___ EXCERPT TO READ
The conditional and its comments look unbalanced.  Moreover, the
condition is visually dissimilar to the one guarding the matching
monitor_resume().  What about:

       /*
        * Suspend the monitor when we can't queue more requests after
        * this one.  Dequeuing in monitor_qmp_bh_dispatcher() will resume
        * it.
        * Note that when OOB is disabled, we queue at most one command,
        * for backward compatibility.
        */
       if (!qmp_oob_enabled(mon) ||
           mon->qmp.qmp_requests->length == QMP_REQ_QUEUE_LEN_MAX - 1) {
           monitor_suspend(mon);
       }

You'll have to update the comment if you move the resume to
monitor_qmp_requests_pop_any().

Next:

       /*
        * Put the request to the end of queue so that requests will be
        * handled in time order.  Ownership for req_obj, req, id,
        * etc. will be delivered to the handler side.
        */

Suggest asserting mon->qmp.qmp_requests->length < QMP_REQ_QUEUE_LEN_MAX
here.

       g_queue_push_tail(mon->qmp.qmp_requests, req_obj);
       qemu_mutex_unlock(&mon->qmp.qmp_queue_lock);
Markus Armbruster Sept. 3, 2018, 7:56 a.m. UTC | #2
One more thing: we need test coverage for "suspend on full queue, resume
when the logjam clears".  qmp-test.c got the building blocks.  Something
like this:

    send_cmd_that_blocks() eight times
    send_oob_cmd_that_fails()
    unblock_blocked_cmd()
    recv_cmd_id() for the 1st in-band command
    recv_cmd_id() for the oob command
    unblock_blocked_cmd()
    recv_cmd_id() for the 2nd in-band command
    ... repeat for the remaining six in-band commands ...
Peter Xu Sept. 3, 2018, 9:06 a.m. UTC | #3
On Mon, Sep 03, 2018 at 09:38:00AM +0200, Markus Armbruster wrote:
> Peter Xu <peterx@redhat.com> writes:
> 
> > When we received too many qmp commands, previously we'll send
> > COMMAND_DROPPED events to monitors, then we'll drop the requests.  Now
> > instead of dropping the command we stop reading from input when we
> > notice the queue is getting full.  Note that here since we removed the
> > need_resume flag we need to be _very_ careful on the suspend/resume
> > paring on the conditions since unmatched condition checks will hang
> > death the monitor.  Meanwhile, now we will need to read the queue length
> > to decide whether we'll need to resume the monitor so we need to take
> > the queue lock again even after popping from it.
______
___ DATA SHOWN
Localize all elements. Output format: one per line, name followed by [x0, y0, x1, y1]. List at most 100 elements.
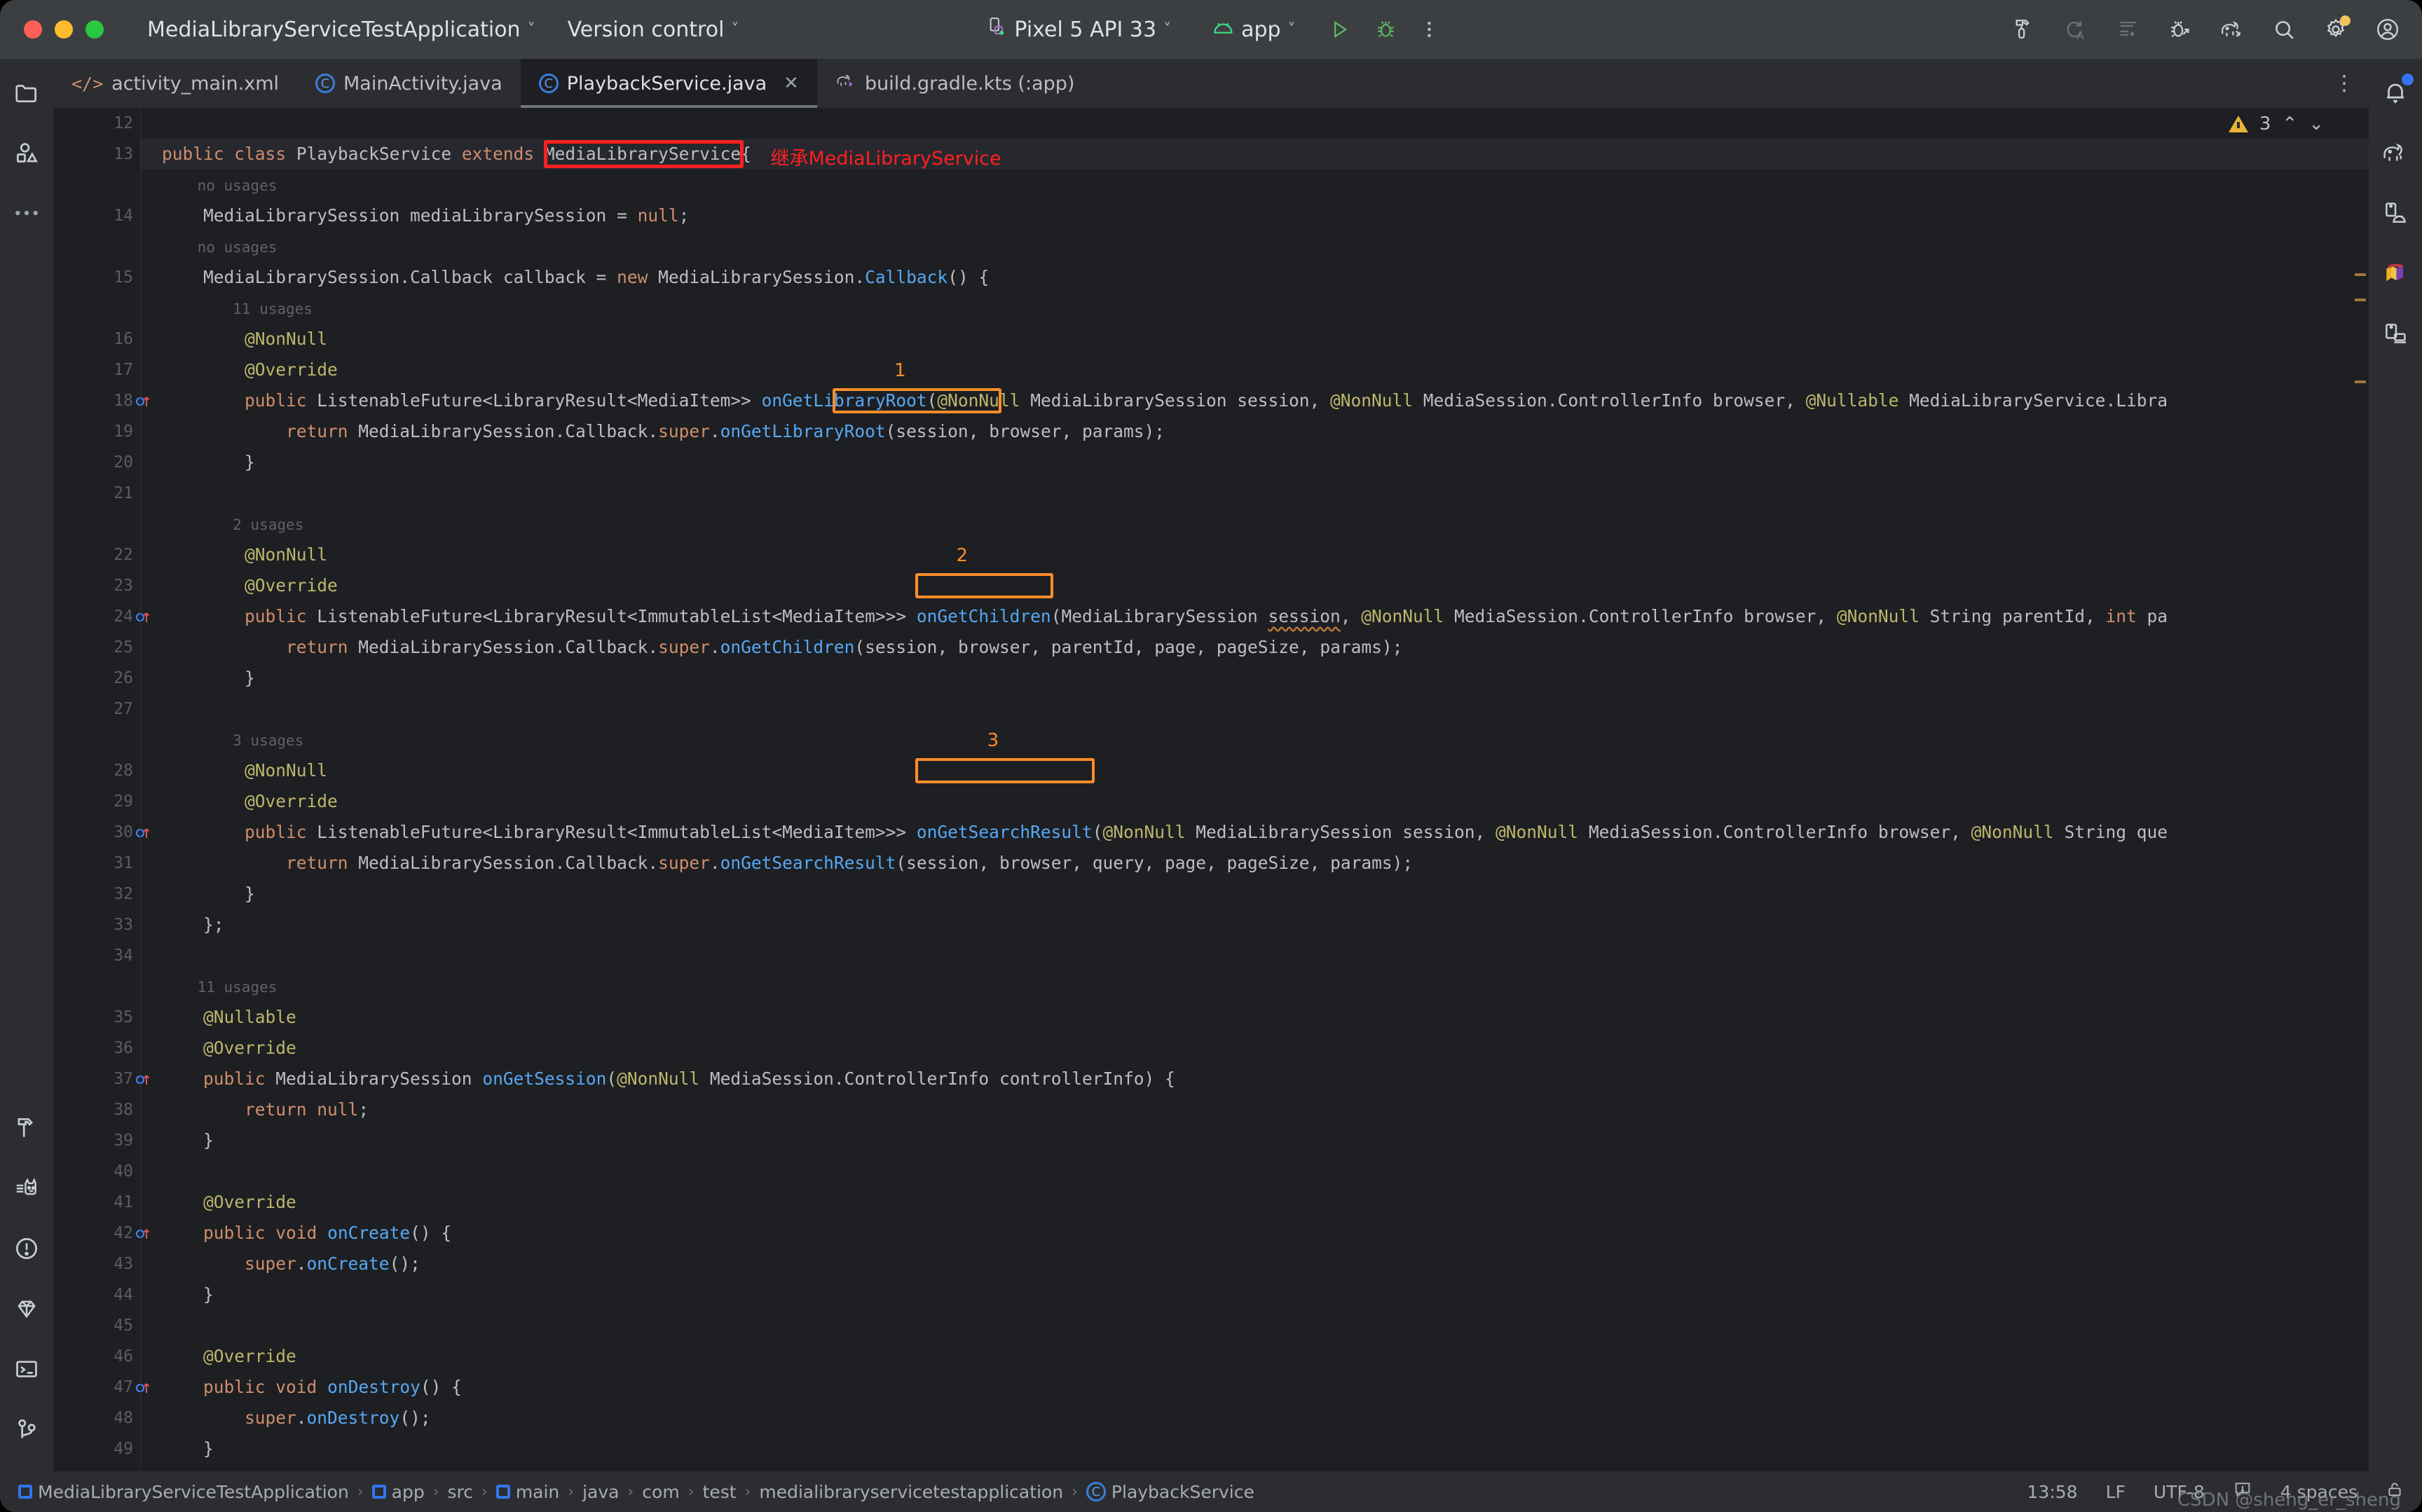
inspection-widget[interactable]: 3 ⌃ ⌄: [2228, 114, 2324, 135]
inlay-hint-line[interactable]: no usages: [141, 170, 2369, 200]
code-line[interactable]: public void onCreate() {: [141, 1218, 2369, 1249]
version-control-menu[interactable]: Version control ˅: [558, 12, 749, 48]
code-line[interactable]: public class PlaybackService extends Med…: [141, 139, 2369, 170]
code-line[interactable]: MediaLibrarySession mediaLibrarySession …: [141, 200, 2369, 231]
gutter-line[interactable]: 28: [53, 755, 140, 786]
gutter-line[interactable]: 37: [53, 1064, 150, 1094]
gutter-line[interactable]: 22: [53, 539, 140, 570]
code-line[interactable]: return MediaLibrarySession.Callback.supe…: [141, 632, 2369, 663]
previous-problem-icon[interactable]: ⌃: [2282, 114, 2297, 135]
debug-attach-icon[interactable]: [2164, 13, 2196, 46]
gutter-line[interactable]: 32: [53, 879, 140, 909]
gutter-line[interactable]: 27: [53, 694, 140, 724]
breadcrumb-item[interactable]: MediaLibraryServiceTestApplication: [18, 1482, 349, 1502]
next-problem-icon[interactable]: ⌄: [2308, 114, 2324, 135]
gutter-line[interactable]: 30: [53, 817, 150, 848]
gutter-line[interactable]: 45: [53, 1310, 140, 1341]
code-line[interactable]: [141, 1310, 2369, 1341]
device-selector[interactable]: Pixel 5 API 33 ˅: [976, 11, 1181, 48]
gutter-line[interactable]: 23: [53, 570, 140, 601]
resource-manager-icon[interactable]: [8, 135, 45, 171]
code-line[interactable]: @NonNull: [141, 755, 2369, 786]
more-tool-windows-icon[interactable]: [8, 195, 45, 231]
minimize-button[interactable]: [55, 20, 73, 39]
gutter-line[interactable]: [53, 971, 140, 1002]
inlay-hint-line[interactable]: 3 usages: [141, 724, 2369, 755]
project-folder-icon[interactable]: [8, 74, 45, 111]
redo-icon[interactable]: A: [2060, 13, 2093, 46]
code-line[interactable]: @Override: [141, 1187, 2369, 1218]
gutter-line[interactable]: 44: [53, 1279, 140, 1310]
gutter-line[interactable]: 35: [53, 1002, 140, 1033]
gradle-elephant-icon[interactable]: [2377, 135, 2414, 171]
debug-button[interactable]: [1370, 13, 1402, 46]
close-button[interactable]: [24, 20, 42, 39]
breadcrumb-item[interactable]: app: [371, 1482, 425, 1502]
inlay-hint-line[interactable]: no usages: [141, 231, 2369, 262]
notifications-bell-icon[interactable]: [2377, 74, 2414, 111]
code-line[interactable]: @NonNull: [141, 539, 2369, 570]
gutter-line[interactable]: 41: [53, 1187, 140, 1218]
gutter-line[interactable]: 34: [53, 940, 140, 971]
gutter-line[interactable]: 38: [53, 1094, 140, 1125]
gutter-line[interactable]: 16: [53, 324, 140, 355]
code-line[interactable]: @Override: [141, 1033, 2369, 1064]
gutter-line[interactable]: 13: [53, 139, 140, 170]
code-line[interactable]: super.onCreate();: [141, 1249, 2369, 1279]
code-line[interactable]: @NonNull: [141, 324, 2369, 355]
window-controls[interactable]: [24, 20, 104, 39]
code-line[interactable]: }: [141, 1279, 2369, 1310]
code-line[interactable]: MediaLibrarySession.Callback callback = …: [141, 262, 2369, 293]
code-line[interactable]: public ListenableFuture<LibraryResult<Me…: [141, 385, 2369, 416]
code-line[interactable]: super.onDestroy();: [141, 1403, 2369, 1434]
code-editor[interactable]: 12 13 14 15 16 17 18 19 20 21 22 23 24 25 26 27 28 29 30 31…: [53, 108, 2369, 1471]
code-line[interactable]: return MediaLibrarySession.Callback.supe…: [141, 416, 2369, 447]
gutter-line[interactable]: 14: [53, 200, 140, 231]
run-configuration-selector[interactable]: app ˅: [1202, 12, 1305, 48]
gutter-line[interactable]: [53, 170, 140, 200]
code-line[interactable]: @Override: [141, 1341, 2369, 1372]
running-devices-icon[interactable]: [2377, 315, 2414, 352]
breadcrumb-item[interactable]: com: [642, 1482, 679, 1502]
code-line[interactable]: [141, 940, 2369, 971]
breadcrumb-item[interactable]: main: [495, 1482, 559, 1502]
gutter-line[interactable]: 49: [53, 1434, 140, 1464]
code-line[interactable]: return MediaLibrarySession.Callback.supe…: [141, 848, 2369, 879]
gutter-line[interactable]: 33: [53, 909, 140, 940]
gutter-line[interactable]: 18: [53, 385, 150, 416]
breadcrumb-item[interactable]: C PlaybackService: [1086, 1482, 1254, 1502]
breadcrumb-item[interactable]: medialibraryservicetestapplication: [759, 1482, 1063, 1502]
version-control-branch-icon[interactable]: [8, 1411, 45, 1448]
code-line[interactable]: public void onDestroy() {: [141, 1372, 2369, 1403]
inlay-hint-line[interactable]: 11 usages: [141, 971, 2369, 1002]
line-number-gutter[interactable]: 12 13 14 15 16 17 18 19 20 21 22 23 24 25 26 27 28 29 30 31…: [53, 108, 150, 1471]
build-hammer-icon[interactable]: [2009, 13, 2041, 46]
breadcrumb-item[interactable]: test: [703, 1482, 737, 1502]
gutter-line[interactable]: 48: [53, 1403, 140, 1434]
tab-mainactivity-java[interactable]: C MainActivity.java: [297, 59, 521, 108]
code-line[interactable]: @Override: [141, 786, 2369, 817]
code-line[interactable]: [141, 1156, 2369, 1187]
app-inspection-icon[interactable]: [2377, 255, 2414, 291]
code-line[interactable]: };: [141, 909, 2369, 940]
device-manager-icon[interactable]: [2377, 195, 2414, 231]
code-line[interactable]: @Override: [141, 355, 2369, 385]
gutter-line[interactable]: 42: [53, 1218, 150, 1249]
gutter-line[interactable]: 46: [53, 1341, 140, 1372]
code-content[interactable]: public class PlaybackService extends Med…: [140, 108, 2369, 1471]
format-lines-icon[interactable]: [2112, 13, 2144, 46]
code-line[interactable]: public MediaLibrarySession onGetSession(…: [141, 1064, 2369, 1094]
editor-scrollbar[interactable]: [2355, 108, 2369, 1471]
tab-playbackservice-java[interactable]: C PlaybackService.java ✕: [520, 59, 818, 108]
code-line[interactable]: [141, 478, 2369, 509]
close-icon[interactable]: ✕: [784, 73, 799, 94]
more-run-options-button[interactable]: [1414, 13, 1446, 46]
code-line[interactable]: }: [141, 879, 2369, 909]
app-quality-gem-icon[interactable]: [8, 1291, 45, 1327]
terminal-icon[interactable]: [8, 1351, 45, 1387]
gutter-line[interactable]: 39: [53, 1125, 140, 1156]
account-avatar-icon[interactable]: [2372, 13, 2404, 46]
code-line[interactable]: @Override: [141, 570, 2369, 601]
breadcrumb-item[interactable]: src: [448, 1482, 474, 1502]
gutter-line[interactable]: 29: [53, 786, 140, 817]
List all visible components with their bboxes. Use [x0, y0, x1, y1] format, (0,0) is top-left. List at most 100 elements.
______
■ WRITTEN REQUEST A ■
Edit the rows running from the line with "inspection-widget[interactable]: 3 ⌃" up to and including the line with "debug-attach-icon[interactable]: [2164, 13, 2196, 46]" so that "gutter-line" becomes "line-number" and nothing else changes. Give back only those rows.
■ WRITTEN REQUEST B ■
Pick up the review thread on suspending the QMP monitor when its request queue fills, and continue it from the point where it stops.

■ TASK OUTPUT A ■
inspection-widget[interactable]: 3 ⌃ ⌄: [2228, 114, 2324, 135]
inlay-hint-line[interactable]: no usages: [141, 170, 2369, 200]
code-line[interactable]: public void onCreate() {: [141, 1218, 2369, 1249]
version-control-menu[interactable]: Version control ˅: [558, 12, 749, 48]
code-line[interactable]: public class PlaybackService extends Med…: [141, 139, 2369, 170]
code-line[interactable]: MediaLibrarySession mediaLibrarySession …: [141, 200, 2369, 231]
line-number[interactable]: 28: [53, 755, 140, 786]
line-number[interactable]: 37: [53, 1064, 150, 1094]
line-number[interactable]: 22: [53, 539, 140, 570]
code-line[interactable]: return MediaLibrarySession.Callback.supe…: [141, 632, 2369, 663]
previous-problem-icon[interactable]: ⌃: [2282, 114, 2297, 135]
debug-attach-icon[interactable]: [2164, 13, 2196, 46]

■ TASK OUTPUT B ■
> >
> > Signed-off-by: Peter Xu <peterx@redhat.com>
> 
> The subject's "send CMD_DROP" fails to highlight the important part:
> we're no longer dropping commands.  Moreover, the commit message could
> do a better job explaining the tradeoffs.  Here's my try:
> 
>     monitor: Suspend monitor instead dropping commands
> 
>     When a QMP client sends in-band commands more quickly that we can
>     process them, we can either queue them without limit (QUEUE), drop
>     commands when the queue is full (DROP), or suspend receiving commands
>     when the queue is full (SUSPEND).  None of them is ideal:
> 
>     * QUEUE lets a misbehaving client make QEMU eat memory without bounds.
>       Not such a hot idea.
> 
>     * With DROP, the client has to cope with dropped in-band commands.  To
>       inform the client, we send a COMMAND_DROPPED event then.  The event is
>       flawed by design in two ways: it's ambiguous (see commit d621cfe0a17),
>       and it brings back the "eat memory without bounds" problem.
> 
>     * With SUSPEND, the client has to manage the flow of in-band commands to
>       keep the monitor available for out-of-band commands.
> 
>     We currently DROP.  Switch to SUSPEND.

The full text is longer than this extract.